Stated task: Copy down all of the data underneath, exactly as shown.

Provided material:
++++++++++++++++++++
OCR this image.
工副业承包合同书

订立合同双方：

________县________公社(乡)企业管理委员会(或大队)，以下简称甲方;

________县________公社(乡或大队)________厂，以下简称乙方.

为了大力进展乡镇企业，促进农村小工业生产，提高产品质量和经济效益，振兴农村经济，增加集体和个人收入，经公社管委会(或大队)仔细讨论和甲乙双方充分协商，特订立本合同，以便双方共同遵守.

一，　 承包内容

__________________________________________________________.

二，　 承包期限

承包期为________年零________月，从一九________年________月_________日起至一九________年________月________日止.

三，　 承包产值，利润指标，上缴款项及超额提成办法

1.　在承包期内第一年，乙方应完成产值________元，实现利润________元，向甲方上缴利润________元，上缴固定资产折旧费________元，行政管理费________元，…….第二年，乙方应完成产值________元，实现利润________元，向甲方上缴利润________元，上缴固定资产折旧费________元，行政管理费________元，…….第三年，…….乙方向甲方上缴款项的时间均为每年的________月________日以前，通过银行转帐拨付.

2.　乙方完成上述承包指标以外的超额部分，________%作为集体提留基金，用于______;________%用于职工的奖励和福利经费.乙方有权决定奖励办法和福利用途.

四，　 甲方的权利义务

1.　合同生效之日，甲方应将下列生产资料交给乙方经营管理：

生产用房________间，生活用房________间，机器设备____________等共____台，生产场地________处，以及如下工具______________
++++++++++++++++++++
Result of this exercise:
OCR this image.
工副业承包合同书

订立合同双方：

________县________公社(乡)企业管理委员会(或大队)，以下简称甲方;

________县________公社(乡或大队)________厂，以下简称乙方.

为了大力进展乡镇企业，促进农村小工业生产，提高产品质量和经济效益，振兴农村经济，增加集体和个人收入，经公社管委会(或大队)仔细讨论和甲乙双方充分协商，特订立本合同，以便双方共同遵守.

一，　 承包内容

__________________________________________________________.

二，　 承包期限

承包期为________年零________月，从一九________年________月_________日起至一九________年________月________日止.

三，　 承包产值，利润指标，上缴款项及超额提成办法

1.　在承包期内第一年，乙方应完成产值________元，实现利润________元，向甲方上缴利润________元，上缴固定资产折旧费________元，行政管理费________元，…….第二年，乙方应完成产值________元，实现利润________元，向甲方上缴利润________元，上缴固定资产折旧费________元，行政管理费________元，…….第三年，…….乙方向甲方上缴款项的时间均为每年的________月________日以前，通过银行转帐拨付.

2.　乙方完成上述承包指标以外的超额部分，________%作为集体提留基金，用于______;________%用于职工的奖励和福利经费.乙方有权决定奖励办法和福利用途.

四，　 甲方的权利义务

1.　合同生效之日，甲方应将下列生产资料交给乙方经营管理：

生产用房________间，生活用房________间，机器设备____________等共____台，生产场地________处，以及如下工具______________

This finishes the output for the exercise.